====== FRAGMENTO DE ORIGEN

El capitalismo
impulsa la espiral de la muerte de la democracia
Katharina Pistor
24/11/2024
Estas elecciones norteamericanas marcan lo que los alemanes
llaman un Zeitenwende («punto de inflexión»). Los votantes están señalando
claramente que quieren un cambio, que prefieren un segundo gobierno de Donald
Trump a otro gobierno provisional que presida un régimen que rechazan.
Es cierto que los partidos políticos que prometieron
proteger el statu quo han perdido este año las elecciones en un país tras otro.
Pero es difícil de sobreestimar la importancia de que los votantes de la
democracia más antigua del mundo rechacen los fundamentos constitucionales de
su país: el Estado de derecho, un poder judicial independiente e imparcial, un
proceso justo y un traspaso ordenado del poder.
El juego de acusaciones comenzó antes de que se conocieran los
resultados de las elecciones, centrándose como era previsible en el elitismo,
la identidad y la propia candidata perdedora. Este ciclo de recriminaciones
desgarrará al Partido Demócrata y lo hará aún menos apto para gobernar en el
futuro. También distraerá la atención de la verdad que nadie quiere ver: el
capitalismo. La democracia se encuentra en una espiral de muerte porque está
sometida a un régimen socioeconómico que enfrenta a todos contra todos,
socavando la capacidad de consenso y de toma de decisiones colectiva.

============

* **ENUNCIADO DE LA TAREA**: Explique, según el fragmento sobre el capitalismo y la democracia, por qué la democracia se encuentra en una espiral de muerte. Responda en una a tres oraciones.

====== EXTRACTOS DE REGISTROS

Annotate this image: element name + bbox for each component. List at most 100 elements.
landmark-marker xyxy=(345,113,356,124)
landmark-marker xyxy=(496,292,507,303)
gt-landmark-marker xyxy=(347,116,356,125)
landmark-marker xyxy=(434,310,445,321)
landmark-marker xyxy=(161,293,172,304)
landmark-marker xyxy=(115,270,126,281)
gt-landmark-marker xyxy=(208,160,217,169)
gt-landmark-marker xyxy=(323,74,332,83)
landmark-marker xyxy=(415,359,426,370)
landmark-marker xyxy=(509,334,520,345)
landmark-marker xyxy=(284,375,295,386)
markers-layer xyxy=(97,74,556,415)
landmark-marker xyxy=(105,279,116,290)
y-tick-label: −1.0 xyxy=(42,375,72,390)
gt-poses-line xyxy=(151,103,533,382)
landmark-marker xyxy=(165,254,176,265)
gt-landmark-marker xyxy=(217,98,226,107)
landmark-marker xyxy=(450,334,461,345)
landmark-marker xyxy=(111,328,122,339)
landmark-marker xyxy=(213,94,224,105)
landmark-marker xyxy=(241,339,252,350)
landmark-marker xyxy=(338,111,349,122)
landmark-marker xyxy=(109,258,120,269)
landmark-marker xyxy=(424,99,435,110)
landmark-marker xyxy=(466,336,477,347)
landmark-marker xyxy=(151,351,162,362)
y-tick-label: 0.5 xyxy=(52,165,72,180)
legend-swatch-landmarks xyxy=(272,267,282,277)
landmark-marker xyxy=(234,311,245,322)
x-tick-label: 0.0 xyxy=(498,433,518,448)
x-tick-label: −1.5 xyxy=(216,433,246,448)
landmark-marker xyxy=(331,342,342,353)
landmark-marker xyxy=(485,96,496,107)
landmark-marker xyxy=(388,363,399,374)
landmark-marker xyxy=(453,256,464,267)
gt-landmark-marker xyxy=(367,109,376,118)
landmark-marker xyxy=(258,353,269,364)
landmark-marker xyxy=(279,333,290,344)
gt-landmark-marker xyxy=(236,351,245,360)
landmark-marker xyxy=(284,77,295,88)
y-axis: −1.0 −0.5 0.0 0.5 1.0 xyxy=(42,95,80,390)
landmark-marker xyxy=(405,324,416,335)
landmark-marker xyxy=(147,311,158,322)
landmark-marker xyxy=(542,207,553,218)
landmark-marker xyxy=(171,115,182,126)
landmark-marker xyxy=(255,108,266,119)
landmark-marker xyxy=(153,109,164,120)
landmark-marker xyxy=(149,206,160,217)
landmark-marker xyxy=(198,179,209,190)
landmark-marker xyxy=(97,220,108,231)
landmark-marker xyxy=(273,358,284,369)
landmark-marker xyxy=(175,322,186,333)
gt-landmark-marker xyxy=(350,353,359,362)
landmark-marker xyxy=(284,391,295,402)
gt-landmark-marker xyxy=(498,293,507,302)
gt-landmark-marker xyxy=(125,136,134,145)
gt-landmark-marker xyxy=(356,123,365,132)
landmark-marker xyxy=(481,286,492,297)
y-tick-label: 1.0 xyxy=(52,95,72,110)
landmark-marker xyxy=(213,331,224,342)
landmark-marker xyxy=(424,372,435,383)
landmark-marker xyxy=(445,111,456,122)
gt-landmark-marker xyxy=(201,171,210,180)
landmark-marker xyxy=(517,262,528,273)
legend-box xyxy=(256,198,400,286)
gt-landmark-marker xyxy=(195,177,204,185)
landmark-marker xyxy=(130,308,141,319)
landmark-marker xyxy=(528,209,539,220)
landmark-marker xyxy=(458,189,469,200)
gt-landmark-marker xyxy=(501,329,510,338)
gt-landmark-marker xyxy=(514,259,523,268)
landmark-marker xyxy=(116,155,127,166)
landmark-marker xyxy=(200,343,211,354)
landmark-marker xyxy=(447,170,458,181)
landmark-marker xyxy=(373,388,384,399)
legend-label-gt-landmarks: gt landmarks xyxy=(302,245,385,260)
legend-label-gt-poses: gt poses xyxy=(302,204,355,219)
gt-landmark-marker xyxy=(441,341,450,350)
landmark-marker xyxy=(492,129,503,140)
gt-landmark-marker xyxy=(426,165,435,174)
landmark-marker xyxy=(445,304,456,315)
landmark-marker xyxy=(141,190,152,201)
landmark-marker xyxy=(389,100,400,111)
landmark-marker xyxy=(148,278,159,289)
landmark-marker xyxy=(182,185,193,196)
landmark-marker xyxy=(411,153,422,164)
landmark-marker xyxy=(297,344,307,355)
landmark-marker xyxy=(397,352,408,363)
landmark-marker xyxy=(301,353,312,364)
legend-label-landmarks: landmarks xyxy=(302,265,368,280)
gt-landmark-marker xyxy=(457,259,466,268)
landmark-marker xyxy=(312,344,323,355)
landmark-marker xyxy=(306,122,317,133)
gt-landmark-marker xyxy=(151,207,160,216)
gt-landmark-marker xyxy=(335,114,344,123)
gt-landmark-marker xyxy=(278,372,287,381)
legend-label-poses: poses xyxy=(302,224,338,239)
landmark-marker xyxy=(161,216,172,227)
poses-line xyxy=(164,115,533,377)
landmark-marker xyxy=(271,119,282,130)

============

* **RESPUESTA DE LA TAREA**: La democracia se encuentra en una espiral de muerte porque está sometida a un régimen socioeconómico, el capitalismo, que enfrenta a todos contra todos. Ese régimen socava la capacidad de consenso y de toma de decisiones colectiva.